Exercise requirements |
(1) According to the news report on apples, what is the trade name under which 1-methylcyclopropene is sold?
(2) Continue the news report on apples from where it stops.

Document passage |
The apple market has suffered another bruising following revelations in the UK press that apples sold throughout Europe may be up to a year old.
As the market struggles to deal with oversupply problems a rise in consumer fears is now likely after The Times newspaper reported that apples are being sprayed with a chemical which enables them to be stored for up to a year before being sold to the public.
The chemical being used is 1-methylcyclopropene (1-MCP), sold as SmartFresh. It works through inhibiting the production of ethylene, a natural ripening agent that softens the fruit.
It was approved for use in the European Union earlier this year despite findings that very low levels of impurities in the compound have been shown to be carcinogenic in animals.
Sainsbury's, which is currently looking to take over Asda's position as the UK's second largest retailer, admitted to spraying some of its apples with the chemical to improve quality and return for suppliers and growers.
This exposure is the latest setback for the troubled international apple market, which is currently experiencing surplus stocks problems.
Karl Schmitz, managing director of Germany's federal union of fruit and vegetable producers, recently blamed SmartFresh for needlessly extending the apple season.

Data under study |
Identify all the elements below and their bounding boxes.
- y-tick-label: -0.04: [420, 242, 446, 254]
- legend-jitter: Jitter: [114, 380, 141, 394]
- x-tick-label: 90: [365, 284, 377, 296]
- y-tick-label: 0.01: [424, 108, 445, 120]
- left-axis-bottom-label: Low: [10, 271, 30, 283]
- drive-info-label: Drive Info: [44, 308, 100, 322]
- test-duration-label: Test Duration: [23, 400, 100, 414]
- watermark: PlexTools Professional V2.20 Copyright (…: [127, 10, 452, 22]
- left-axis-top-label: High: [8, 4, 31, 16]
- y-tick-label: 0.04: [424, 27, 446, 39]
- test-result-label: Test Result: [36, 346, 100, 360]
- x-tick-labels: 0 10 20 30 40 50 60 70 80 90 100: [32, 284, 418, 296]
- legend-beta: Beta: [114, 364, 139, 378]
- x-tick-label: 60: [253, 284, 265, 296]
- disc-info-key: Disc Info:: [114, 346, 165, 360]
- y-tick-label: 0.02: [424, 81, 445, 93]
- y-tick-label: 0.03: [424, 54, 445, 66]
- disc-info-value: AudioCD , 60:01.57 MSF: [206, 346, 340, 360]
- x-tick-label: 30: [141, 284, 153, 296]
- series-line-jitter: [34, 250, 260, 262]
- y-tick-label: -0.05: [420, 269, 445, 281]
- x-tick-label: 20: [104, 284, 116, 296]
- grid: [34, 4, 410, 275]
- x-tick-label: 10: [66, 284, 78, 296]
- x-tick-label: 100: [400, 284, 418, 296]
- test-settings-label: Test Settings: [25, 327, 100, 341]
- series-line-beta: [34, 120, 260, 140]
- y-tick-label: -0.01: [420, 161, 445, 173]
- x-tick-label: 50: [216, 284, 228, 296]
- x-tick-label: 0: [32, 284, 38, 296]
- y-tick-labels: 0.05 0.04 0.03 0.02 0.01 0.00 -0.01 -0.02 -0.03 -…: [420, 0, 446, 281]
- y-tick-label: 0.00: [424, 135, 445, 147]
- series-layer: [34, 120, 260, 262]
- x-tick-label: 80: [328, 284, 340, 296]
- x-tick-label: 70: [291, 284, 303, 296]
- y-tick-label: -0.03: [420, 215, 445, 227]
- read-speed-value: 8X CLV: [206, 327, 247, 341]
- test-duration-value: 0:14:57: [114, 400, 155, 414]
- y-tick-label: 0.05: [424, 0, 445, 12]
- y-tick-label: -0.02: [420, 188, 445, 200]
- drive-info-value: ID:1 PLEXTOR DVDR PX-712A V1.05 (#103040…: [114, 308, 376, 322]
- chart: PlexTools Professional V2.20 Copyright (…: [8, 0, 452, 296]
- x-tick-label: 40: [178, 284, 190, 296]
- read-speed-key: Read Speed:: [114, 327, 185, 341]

Outputs in order |
(1) SmartFresh

(2)
He said: "The carryover of apples on the market does not help anybody. From July to September this year, there were the same varieties available from three seasons: the 'old' 2004 European crop; the 2005 southern hemisphere crop; and the new northern hemisphere crop, all of similar quality."
"In this situation, everyone loses, from the grower to the consumer, and figures show that consumers do not eat more apples because they are cheaper."
Schmitz claims Russian import bans and an underestimation of Europe's crop volumes have been fundamental to the current oversupply of apples in western European markets.
The European Commission will meet with a consultative committee in Brussels next week do discuss possible measures to tackle the serious oversupply problems for Europe's number one fruit import.
Schmitz told FoodandDrinkEurope.com "The Commission is keen to hear what apple importers, consumers and traders think."